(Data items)
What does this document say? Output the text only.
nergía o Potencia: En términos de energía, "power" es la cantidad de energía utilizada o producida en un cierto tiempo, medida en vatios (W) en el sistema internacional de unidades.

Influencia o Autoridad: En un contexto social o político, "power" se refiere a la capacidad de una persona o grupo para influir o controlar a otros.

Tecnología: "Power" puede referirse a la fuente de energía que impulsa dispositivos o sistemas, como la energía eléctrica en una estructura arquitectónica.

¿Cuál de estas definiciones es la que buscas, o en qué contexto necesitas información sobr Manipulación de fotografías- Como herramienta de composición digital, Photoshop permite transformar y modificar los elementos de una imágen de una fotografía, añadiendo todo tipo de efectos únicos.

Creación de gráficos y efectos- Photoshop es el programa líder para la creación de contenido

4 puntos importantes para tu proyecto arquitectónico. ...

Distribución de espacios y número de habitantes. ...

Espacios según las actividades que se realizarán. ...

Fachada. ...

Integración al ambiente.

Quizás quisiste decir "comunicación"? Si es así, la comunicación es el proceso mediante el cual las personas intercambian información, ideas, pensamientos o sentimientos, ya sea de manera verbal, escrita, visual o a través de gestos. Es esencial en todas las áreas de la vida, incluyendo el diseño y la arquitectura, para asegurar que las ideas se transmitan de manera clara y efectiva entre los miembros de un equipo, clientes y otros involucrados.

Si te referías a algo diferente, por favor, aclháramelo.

* **Problem to solve**
Repeat the records above exactly as they appear.

* **Exercise result**
What does this document say? Output the text only.
nergía o Potencia: En términos de energía, "power" es la cantidad de energía utilizada o producida en un cierto tiempo, medida en vatios (W) en el sistema internacional de unidades.

Influencia o Autoridad: En un contexto social o político, "power" se refiere a la capacidad de una persona o grupo para influir o controlar a otros.

Tecnología: "Power" puede referirse a la fuente de energía que impulsa dispositivos o sistemas, como la energía eléctrica en una estructura arquitectónica.

¿Cuál de estas definiciones es la que buscas, o en qué contexto necesitas información sobr Manipulación de fotografías- Como herramienta de composición digital, Photoshop permite transformar y modificar los elementos de una imágen de una fotografía, añadiendo todo tipo de efectos únicos.

Creación de gráficos y efectos- Photoshop es el programa líder para la creación de contenido

4 puntos importantes para tu proyecto arquitectónico. ...

Distribución de espacios y número de habitantes. ...

Espacios según las actividades que se realizarán. ...

Fachada. ...

Integración al ambiente.

Quizás quisiste decir "comunicación"? Si es así, la comunicación es el proceso mediante el cual las personas intercambian información, ideas, pensamientos o sentimientos, ya sea de manera verbal, escrita, visual o a través de gestos. Es esencial en todas las áreas de la vida, incluyendo el diseño y la arquitectura, para asegurar que las ideas se transmitan de manera clara y efectiva entre los miembros de un equipo, clientes y otros involucrados.

Si te referías a algo diferente, por favor, aclháramelo.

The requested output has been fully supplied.